§ **What you have to do**
Reproduce the listing below character for character; drop every image.

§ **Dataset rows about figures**
---

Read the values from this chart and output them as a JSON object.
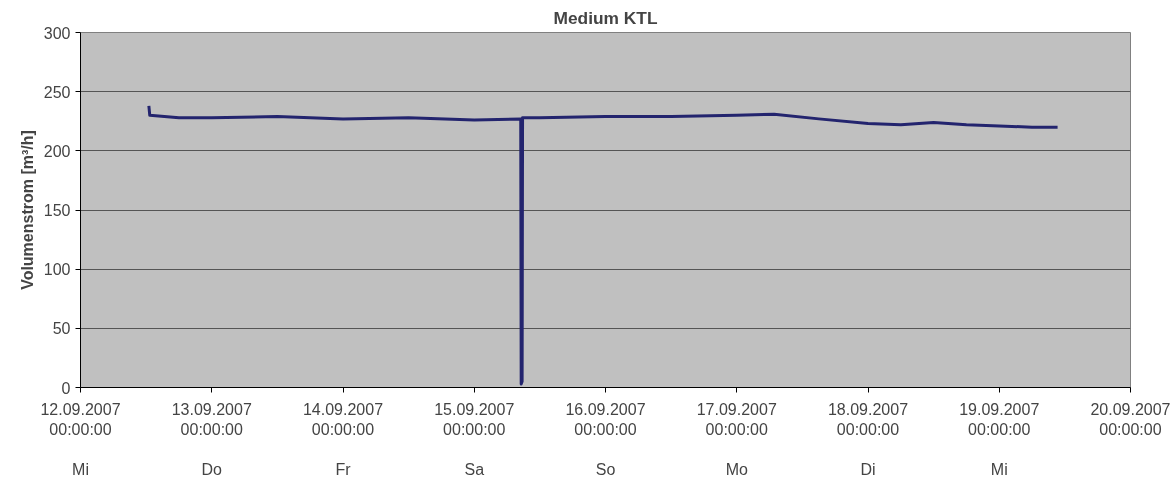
{
  "chart_data": {
    "type": "line",
    "title": "Medium KTL",
    "ylabel": "Volumenstrom [m³/h]",
    "x": [
      "2007-09-12T12:30",
      "2007-09-12T12:40",
      "2007-09-12T18:00",
      "2007-09-13T00:00",
      "2007-09-13T12:00",
      "2007-09-14T00:00",
      "2007-09-14T12:00",
      "2007-09-15T00:00",
      "2007-09-15T08:30",
      "2007-09-15T08:35",
      "2007-09-15T08:45",
      "2007-09-15T08:50",
      "2007-09-15T12:00",
      "2007-09-16T00:00",
      "2007-09-16T12:00",
      "2007-09-17T00:00",
      "2007-09-17T06:50",
      "2007-09-17T15:00",
      "2007-09-18T00:00",
      "2007-09-18T06:00",
      "2007-09-18T12:00",
      "2007-09-18T18:00",
      "2007-09-19T00:00",
      "2007-09-19T06:00",
      "2007-09-19T10:40"
    ],
    "series": [
      {
        "color": "#23246e",
        "values": [
          238,
          230,
          228,
          228,
          229,
          227,
          228,
          226,
          227,
          3,
          5,
          228,
          228,
          229,
          229,
          230,
          231,
          227,
          223,
          222,
          224,
          222,
          221,
          220,
          220
        ]
      }
    ],
    "xlim": [
      "2007-09-12T00:00",
      "2007-09-20T00:00"
    ],
    "xticks": [
      {
        "value": "2007-09-12T00:00",
        "label": "12.09.2007\n00:00:00"
      },
      {
        "value": "2007-09-13T00:00",
        "label": "13.09.2007\n00:00:00"
      },
      {
        "value": "2007-09-14T00:00",
        "label": "14.09.2007\n00:00:00"
      },
      {
        "value": "2007-09-15T00:00",
        "label": "15.09.2007\n00:00:00"
      },
      {
        "value": "2007-09-16T00:00",
        "label": "16.09.2007\n00:00:00"
      },
      {
        "value": "2007-09-17T00:00",
        "label": "17.09.2007\n00:00:00"
      },
      {
        "value": "2007-09-18T00:00",
        "label": "18.09.2007\n00:00:00"
      },
      {
        "value": "2007-09-19T00:00",
        "label": "19.09.2007\n00:00:00"
      },
      {
        "value": "2007-09-20T00:00",
        "label": "20.09.2007\n00:00:00"
      }
    ],
    "annotations": [
      "Mi",
      "Do",
      "Fr",
      "Sa",
      "So",
      "Mo",
      "Di",
      "Mi"
    ],
    "ylim": [
      0,
      300
    ],
    "yticks": [
      0,
      50,
      100,
      150,
      200,
      250,
      300
    ],
    "grid": "y"
  }
}
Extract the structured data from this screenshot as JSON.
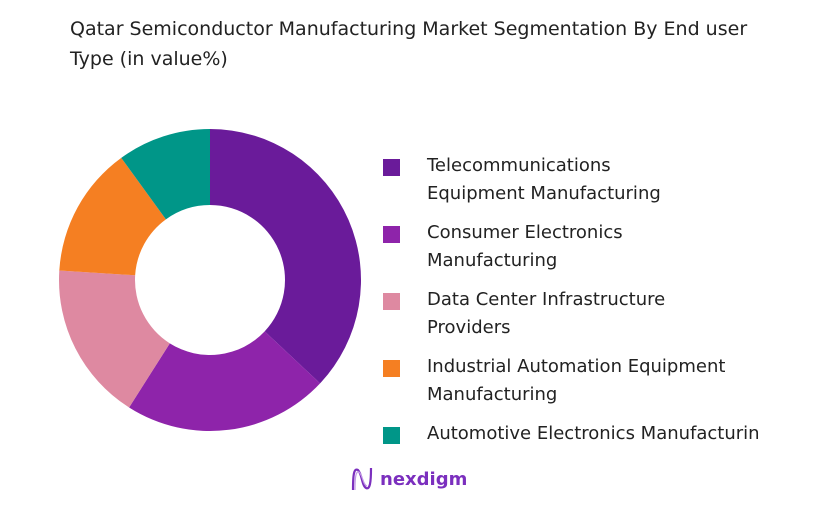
{
  "chart_data": {
    "type": "pie",
    "donut": true,
    "title": "Qatar Semiconductor Manufacturing Market Segmentation By End user Type (in value%)",
    "legend_position": "right",
    "slices": [
      {
        "label": "Telecommunications Equipment Manufacturing",
        "legend_lines": [
          "Telecommunications",
          "Equipment Manufacturing"
        ],
        "value": 37,
        "color": "#6a1b9a"
      },
      {
        "label": "Consumer Electronics Manufacturing",
        "legend_lines": [
          "Consumer Electronics",
          "Manufacturing"
        ],
        "value": 22,
        "color": "#8e24aa"
      },
      {
        "label": "Data Center Infrastructure Providers",
        "legend_lines": [
          "Data Center Infrastructure",
          "Providers"
        ],
        "value": 17,
        "color": "#de89a1"
      },
      {
        "label": "Industrial Automation Equipment Manufacturing",
        "legend_lines": [
          "Industrial Automation Equipment",
          "Manufacturing"
        ],
        "value": 14,
        "color": "#f57f22"
      },
      {
        "label": "Automotive Electronics Manufacturing",
        "legend_lines": [
          "Automotive Electronics Manufacturing"
        ],
        "value": 10,
        "color": "#009688"
      }
    ]
  },
  "logo": {
    "text": "nexdigm",
    "color": "#7b2fbe"
  }
}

---

§ **Output of the exercise**
Read the values from this chart and output them as a JSON object.
{
  "chart_data": {
    "type": "line",
    "title": "Medium KTL",
    "ylabel": "Volumenstrom [m³/h]",
    "x": [
      "2007-09-12T12:30",
      "2007-09-12T12:40",
      "2007-09-12T18:00",
      "2007-09-13T00:00",
      "2007-09-13T12:00",
      "2007-09-14T00:00",
      "2007-09-14T12:00",
      "2007-09-15T00:00",
      "2007-09-15T08:30",
      "2007-09-15T08:35",
      "2007-09-15T08:45",
      "2007-09-15T08:50",
      "2007-09-15T12:00",
      "2007-09-16T00:00",
      "2007-09-16T12:00",
      "2007-09-17T00:00",
      "2007-09-17T06:50",
      "2007-09-17T15:00",
      "2007-09-18T00:00",
      "2007-09-18T06:00",
      "2007-09-18T12:00",
      "2007-09-18T18:00",
      "2007-09-19T00:00",
      "2007-09-19T06:00",
      "2007-09-19T10:40"
    ],
    "series": [
      {
        "color": "#23246e",
        "values": [
          238,
          230,
          228,
          228,
          229,
          227,
          228,
          226,
          227,
          3,
          5,
          228,
          228,
          229,
          229,
          230,
          231,
          227,
          223,
          222,
          224,
          222,
          221,
          220,
          220
        ]
      }
    ],
    "xlim": [
      "2007-09-12T00:00",
      "2007-09-20T00:00"
    ],
    "xticks": [
      {
        "value": "2007-09-12T00:00",
        "label": "12.09.2007\n00:00:00"
      },
      {
        "value": "2007-09-13T00:00",
        "label": "13.09.2007\n00:00:00"
      },
      {
        "value": "2007-09-14T00:00",
        "label": "14.09.2007\n00:00:00"
      },
      {
        "value": "2007-09-15T00:00",
        "label": "15.09.2007\n00:00:00"
      },
      {
        "value": "2007-09-16T00:00",
        "label": "16.09.2007\n00:00:00"
      },
      {
        "value": "2007-09-17T00:00",
        "label": "17.09.2007\n00:00:00"
      },
      {
        "value": "2007-09-18T00:00",
        "label": "18.09.2007\n00:00:00"
      },
      {
        "value": "2007-09-19T00:00",
        "label": "19.09.2007\n00:00:00"
      },
      {
        "value": "2007-09-20T00:00",
        "label": "20.09.2007\n00:00:00"
      }
    ],
    "annotations": [
      "Mi",
      "Do",
      "Fr",
      "Sa",
      "So",
      "Mo",
      "Di",
      "Mi"
    ],
    "ylim": [
      0,
      300
    ],
    "yticks": [
      0,
      50,
      100,
      150,
      200,
      250,
      300
    ],
    "grid": "y"
  }
}
Extract the structured data from this screenshot as JSON.
{
  "chart_data": {
    "type": "pie",
    "donut": true,
    "title": "Qatar Semiconductor Manufacturing Market Segmentation By End user Type (in value%)",
    "legend_position": "right",
    "slices": [
      {
        "label": "Telecommunications Equipment Manufacturing",
        "legend_lines": [
          "Telecommunications",
          "Equipment Manufacturing"
        ],
        "value": 37,
        "color": "#6a1b9a"
      },
      {
        "label": "Consumer Electronics Manufacturing",
        "legend_lines": [
          "Consumer Electronics",
          "Manufacturing"
        ],
        "value": 22,
        "color": "#8e24aa"
      },
      {
        "label": "Data Center Infrastructure Providers",
        "legend_lines": [
          "Data Center Infrastructure",
          "Providers"
        ],
        "value": 17,
        "color": "#de89a1"
      },
      {
        "label": "Industrial Automation Equipment Manufacturing",
        "legend_lines": [
          "Industrial Automation Equipment",
          "Manufacturing"
        ],
        "value": 14,
        "color": "#f57f22"
      },
      {
        "label": "Automotive Electronics Manufacturing",
        "legend_lines": [
          "Automotive Electronics Manufacturing"
        ],
        "value": 10,
        "color": "#009688"
      }
    ]
  },
  "logo": {
    "text": "nexdigm",
    "color": "#7b2fbe"
  }
}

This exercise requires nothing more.